Exercise brief: All the data should come back exactly as it was given.

Records shown:
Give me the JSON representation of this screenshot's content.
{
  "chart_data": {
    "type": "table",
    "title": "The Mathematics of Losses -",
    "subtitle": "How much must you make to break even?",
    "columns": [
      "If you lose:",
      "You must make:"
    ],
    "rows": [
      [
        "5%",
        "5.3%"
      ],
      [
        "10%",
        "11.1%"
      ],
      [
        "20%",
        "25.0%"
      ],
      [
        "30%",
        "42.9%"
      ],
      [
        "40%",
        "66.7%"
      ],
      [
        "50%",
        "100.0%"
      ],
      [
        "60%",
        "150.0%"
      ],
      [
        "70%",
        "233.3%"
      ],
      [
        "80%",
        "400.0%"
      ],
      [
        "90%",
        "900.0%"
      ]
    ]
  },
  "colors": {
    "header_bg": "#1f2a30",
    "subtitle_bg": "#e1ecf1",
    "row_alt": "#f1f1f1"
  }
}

Result for this task:
Give me the JSON representation of this screenshot's content.
{
  "chart_data": {
    "type": "table",
    "title": "The Mathematics of Losses -",
    "subtitle": "How much must you make to break even?",
    "columns": [
      "If you lose:",
      "You must make:"
    ],
    "rows": [
      [
        "5%",
        "5.3%"
      ],
      [
        "10%",
        "11.1%"
      ],
      [
        "20%",
        "25.0%"
      ],
      [
        "30%",
        "42.9%"
      ],
      [
        "40%",
        "66.7%"
      ],
      [
        "50%",
        "100.0%"
      ],
      [
        "60%",
        "150.0%"
      ],
      [
        "70%",
        "233.3%"
      ],
      [
        "80%",
        "400.0%"
      ],
      [
        "90%",
        "900.0%"
      ]
    ]
  },
  "colors": {
    "header_bg": "#1f2a30",
    "subtitle_bg": "#e1ecf1",
    "row_alt": "#f1f1f1"
  }
}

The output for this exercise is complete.